# PROBLEM DESCRIPTION
Your task is to restate the data word for word.

▬▬▬▬▬▬▬▬▬▬

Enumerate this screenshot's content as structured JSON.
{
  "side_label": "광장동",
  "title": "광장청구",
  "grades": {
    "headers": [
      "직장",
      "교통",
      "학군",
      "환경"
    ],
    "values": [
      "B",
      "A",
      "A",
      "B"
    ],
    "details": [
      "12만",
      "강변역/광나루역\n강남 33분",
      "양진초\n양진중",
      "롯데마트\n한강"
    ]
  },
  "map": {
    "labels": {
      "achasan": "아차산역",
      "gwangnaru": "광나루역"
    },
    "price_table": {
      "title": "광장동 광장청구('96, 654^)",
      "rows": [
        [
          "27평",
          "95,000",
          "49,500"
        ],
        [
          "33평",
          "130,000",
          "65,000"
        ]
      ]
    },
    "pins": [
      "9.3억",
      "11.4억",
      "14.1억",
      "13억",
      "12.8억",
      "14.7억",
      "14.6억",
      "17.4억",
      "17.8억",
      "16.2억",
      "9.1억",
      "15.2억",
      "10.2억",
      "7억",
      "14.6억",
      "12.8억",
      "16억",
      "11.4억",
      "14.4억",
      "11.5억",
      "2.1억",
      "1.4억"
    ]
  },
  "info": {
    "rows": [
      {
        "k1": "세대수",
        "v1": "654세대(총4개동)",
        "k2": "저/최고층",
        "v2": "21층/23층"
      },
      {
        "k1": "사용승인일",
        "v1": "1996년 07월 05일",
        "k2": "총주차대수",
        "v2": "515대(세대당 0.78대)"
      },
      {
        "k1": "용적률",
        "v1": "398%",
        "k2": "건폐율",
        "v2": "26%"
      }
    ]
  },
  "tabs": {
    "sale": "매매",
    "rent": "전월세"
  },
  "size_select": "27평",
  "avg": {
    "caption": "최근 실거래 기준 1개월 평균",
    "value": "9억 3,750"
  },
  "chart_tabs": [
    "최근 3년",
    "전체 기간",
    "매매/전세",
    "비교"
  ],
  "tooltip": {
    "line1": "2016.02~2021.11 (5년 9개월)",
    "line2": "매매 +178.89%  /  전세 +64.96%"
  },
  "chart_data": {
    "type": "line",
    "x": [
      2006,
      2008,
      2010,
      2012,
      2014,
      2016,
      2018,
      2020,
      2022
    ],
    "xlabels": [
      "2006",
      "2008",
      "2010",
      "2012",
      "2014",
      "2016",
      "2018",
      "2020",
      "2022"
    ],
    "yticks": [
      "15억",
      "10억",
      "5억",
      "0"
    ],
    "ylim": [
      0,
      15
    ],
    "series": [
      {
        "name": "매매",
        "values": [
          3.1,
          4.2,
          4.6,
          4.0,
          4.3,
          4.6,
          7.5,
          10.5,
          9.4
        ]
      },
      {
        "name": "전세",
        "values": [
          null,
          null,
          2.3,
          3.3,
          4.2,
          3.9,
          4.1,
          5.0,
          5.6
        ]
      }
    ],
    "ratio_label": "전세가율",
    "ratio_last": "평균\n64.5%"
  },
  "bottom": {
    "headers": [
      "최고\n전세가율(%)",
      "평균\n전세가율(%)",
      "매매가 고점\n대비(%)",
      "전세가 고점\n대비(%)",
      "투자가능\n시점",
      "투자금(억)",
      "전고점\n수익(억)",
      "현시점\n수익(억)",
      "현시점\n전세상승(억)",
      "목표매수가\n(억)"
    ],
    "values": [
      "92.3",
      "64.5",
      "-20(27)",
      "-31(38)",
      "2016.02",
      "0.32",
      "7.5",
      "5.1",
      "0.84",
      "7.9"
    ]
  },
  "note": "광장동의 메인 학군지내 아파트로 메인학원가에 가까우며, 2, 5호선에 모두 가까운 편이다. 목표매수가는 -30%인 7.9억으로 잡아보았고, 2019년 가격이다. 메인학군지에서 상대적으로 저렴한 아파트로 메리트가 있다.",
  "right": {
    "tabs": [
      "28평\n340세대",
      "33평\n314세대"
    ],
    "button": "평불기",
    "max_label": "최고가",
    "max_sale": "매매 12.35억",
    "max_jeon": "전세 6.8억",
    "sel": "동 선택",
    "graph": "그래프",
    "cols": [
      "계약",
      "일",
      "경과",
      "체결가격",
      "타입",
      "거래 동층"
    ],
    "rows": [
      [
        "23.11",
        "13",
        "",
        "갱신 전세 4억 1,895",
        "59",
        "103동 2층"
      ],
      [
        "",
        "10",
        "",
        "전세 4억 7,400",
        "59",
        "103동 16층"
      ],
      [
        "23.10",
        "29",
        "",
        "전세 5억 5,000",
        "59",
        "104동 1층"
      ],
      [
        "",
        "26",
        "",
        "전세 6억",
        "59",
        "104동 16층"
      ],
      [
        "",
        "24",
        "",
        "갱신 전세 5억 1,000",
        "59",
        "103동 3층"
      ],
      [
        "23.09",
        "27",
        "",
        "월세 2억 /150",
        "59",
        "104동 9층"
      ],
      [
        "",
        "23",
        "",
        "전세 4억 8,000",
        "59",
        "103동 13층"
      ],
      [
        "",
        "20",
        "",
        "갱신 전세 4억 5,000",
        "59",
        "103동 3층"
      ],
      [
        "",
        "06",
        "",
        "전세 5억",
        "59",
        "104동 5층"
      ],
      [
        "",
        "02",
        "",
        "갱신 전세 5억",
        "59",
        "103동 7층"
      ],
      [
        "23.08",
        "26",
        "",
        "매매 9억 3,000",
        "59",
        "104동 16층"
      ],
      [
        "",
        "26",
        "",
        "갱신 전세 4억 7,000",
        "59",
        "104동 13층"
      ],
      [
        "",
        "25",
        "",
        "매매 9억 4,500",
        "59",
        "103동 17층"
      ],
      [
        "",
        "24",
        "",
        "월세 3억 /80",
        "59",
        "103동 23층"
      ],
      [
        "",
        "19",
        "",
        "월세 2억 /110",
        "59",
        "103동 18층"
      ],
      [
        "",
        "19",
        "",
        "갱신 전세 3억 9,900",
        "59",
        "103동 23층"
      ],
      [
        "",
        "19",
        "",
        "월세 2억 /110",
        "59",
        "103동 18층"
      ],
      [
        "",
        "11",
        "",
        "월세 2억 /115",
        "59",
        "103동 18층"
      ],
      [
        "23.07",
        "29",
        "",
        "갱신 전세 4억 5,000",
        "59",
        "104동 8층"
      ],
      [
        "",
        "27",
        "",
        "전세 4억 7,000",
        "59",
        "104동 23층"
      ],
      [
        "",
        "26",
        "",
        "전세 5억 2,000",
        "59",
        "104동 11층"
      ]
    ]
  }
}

▬▬▬▬▬▬▬▬▬▬

# SOLVED PROBLEM
Enumerate this screenshot's content as structured JSON.
{
  "side_label": "광장동",
  "title": "광장청구",
  "grades": {
    "headers": [
      "직장",
      "교통",
      "학군",
      "환경"
    ],
    "values": [
      "B",
      "A",
      "A",
      "B"
    ],
    "details": [
      "12만",
      "강변역/광나루역\n강남 33분",
      "양진초\n양진중",
      "롯데마트\n한강"
    ]
  },
  "map": {
    "labels": {
      "achasan": "아차산역",
      "gwangnaru": "광나루역"
    },
    "price_table": {
      "title": "광장동 광장청구('96, 654^)",
      "rows": [
        [
          "27평",
          "95,000",
          "49,500"
        ],
        [
          "33평",
          "130,000",
          "65,000"
        ]
      ]
    },
    "pins": [
      "9.3억",
      "11.4억",
      "14.1억",
      "13억",
      "12.8억",
      "14.7억",
      "14.6억",
      "17.4억",
      "17.8억",
      "16.2억",
      "9.1억",
      "15.2억",
      "10.2억",
      "7억",
      "14.6억",
      "12.8억",
      "16억",
      "11.4억",
      "14.4억",
      "11.5억",
      "2.1억",
      "1.4억"
    ]
  },
  "info": {
    "rows": [
      {
        "k1": "세대수",
        "v1": "654세대(총4개동)",
        "k2": "저/최고층",
        "v2": "21층/23층"
      },
      {
        "k1": "사용승인일",
        "v1": "1996년 07월 05일",
        "k2": "총주차대수",
        "v2": "515대(세대당 0.78대)"
      },
      {
        "k1": "용적률",
        "v1": "398%",
        "k2": "건폐율",
        "v2": "26%"
      }
    ]
  },
  "tabs": {
    "sale": "매매",
    "rent": "전월세"
  },
  "size_select": "27평",
  "avg": {
    "caption": "최근 실거래 기준 1개월 평균",
    "value": "9억 3,750"
  },
  "chart_tabs": [
    "최근 3년",
    "전체 기간",
    "매매/전세",
    "비교"
  ],
  "tooltip": {
    "line1": "2016.02~2021.11 (5년 9개월)",
    "line2": "매매 +178.89%  /  전세 +64.96%"
  },
  "chart_data": {
    "type": "line",
    "x": [
      2006,
      2008,
      2010,
      2012,
      2014,
      2016,
      2018,
      2020,
      2022
    ],
    "xlabels": [
      "2006",
      "2008",
      "2010",
      "2012",
      "2014",
      "2016",
      "2018",
      "2020",
      "2022"
    ],
    "yticks": [
      "15억",
      "10억",
      "5억",
      "0"
    ],
    "ylim": [
      0,
      15
    ],
    "series": [
      {
        "name": "매매",
        "values": [
          3.1,
          4.2,
          4.6,
          4.0,
          4.3,
          4.6,
          7.5,
          10.5,
          9.4
        ]
      },
      {
        "name": "전세",
        "values": [
          null,
          null,
          2.3,
          3.3,
          4.2,
          3.9,
          4.1,
          5.0,
          5.6
        ]
      }
    ],
    "ratio_label": "전세가율",
    "ratio_last": "평균\n64.5%"
  },
  "bottom": {
    "headers": [
      "최고\n전세가율(%)",
      "평균\n전세가율(%)",
      "매매가 고점\n대비(%)",
      "전세가 고점\n대비(%)",
      "투자가능\n시점",
      "투자금(억)",
      "전고점\n수익(억)",
      "현시점\n수익(억)",
      "현시점\n전세상승(억)",
      "목표매수가\n(억)"
    ],
    "values": [
      "92.3",
      "64.5",
      "-20(27)",
      "-31(38)",
      "2016.02",
      "0.32",
      "7.5",
      "5.1",
      "0.84",
      "7.9"
    ]
  },
  "note": "광장동의 메인 학군지내 아파트로 메인학원가에 가까우며, 2, 5호선에 모두 가까운 편이다. 목표매수가는 -30%인 7.9억으로 잡아보았고, 2019년 가격이다. 메인학군지에서 상대적으로 저렴한 아파트로 메리트가 있다.",
  "right": {
    "tabs": [
      "28평\n340세대",
      "33평\n314세대"
    ],
    "button": "평불기",
    "max_label": "최고가",
    "max_sale": "매매 12.35억",
    "max_jeon": "전세 6.8억",
    "sel": "동 선택",
    "graph": "그래프",
    "cols": [
      "계약",
      "일",
      "경과",
      "체결가격",
      "타입",
      "거래 동층"
    ],
    "rows": [
      [
        "23.11",
        "13",
        "",
        "갱신 전세 4억 1,895",
        "59",
        "103동 2층"
      ],
      [
        "",
        "10",
        "",
        "전세 4억 7,400",
        "59",
        "103동 16층"
      ],
      [
        "23.10",
        "29",
        "",
        "전세 5억 5,000",
        "59",
        "104동 1층"
      ],
      [
        "",
        "26",
        "",
        "전세 6억",
        "59",
        "104동 16층"
      ],
      [
        "",
        "24",
        "",
        "갱신 전세 5억 1,000",
        "59",
        "103동 3층"
      ],
      [
        "23.09",
        "27",
        "",
        "월세 2억 /150",
        "59",
        "104동 9층"
      ],
      [
        "",
        "23",
        "",
        "전세 4억 8,000",
        "59",
        "103동 13층"
      ],
      [
        "",
        "20",
        "",
        "갱신 전세 4억 5,000",
        "59",
        "103동 3층"
      ],
      [
        "",
        "06",
        "",
        "전세 5억",
        "59",
        "104동 5층"
      ],
      [
        "",
        "02",
        "",
        "갱신 전세 5억",
        "59",
        "103동 7층"
      ],
      [
        "23.08",
        "26",
        "",
        "매매 9억 3,000",
        "59",
        "104동 16층"
      ],
      [
        "",
        "26",
        "",
        "갱신 전세 4억 7,000",
        "59",
        "104동 13층"
      ],
      [
        "",
        "25",
        "",
        "매매 9억 4,500",
        "59",
        "103동 17층"
      ],
      [
        "",
        "24",
        "",
        "월세 3억 /80",
        "59",
        "103동 23층"
      ],
      [
        "",
        "19",
        "",
        "월세 2억 /110",
        "59",
        "103동 18층"
      ],
      [
        "",
        "19",
        "",
        "갱신 전세 3억 9,900",
        "59",
        "103동 23층"
      ],
      [
        "",
        "19",
        "",
        "월세 2억 /110",
        "59",
        "103동 18층"
      ],
      [
        "",
        "11",
        "",
        "월세 2억 /115",
        "59",
        "103동 18층"
      ],
      [
        "23.07",
        "29",
        "",
        "갱신 전세 4억 5,000",
        "59",
        "104동 8층"
      ],
      [
        "",
        "27",
        "",
        "전세 4억 7,000",
        "59",
        "104동 23층"
      ],
      [
        "",
        "26",
        "",
        "전세 5억 2,000",
        "59",
        "104동 11층"
      ]
    ]
  }
}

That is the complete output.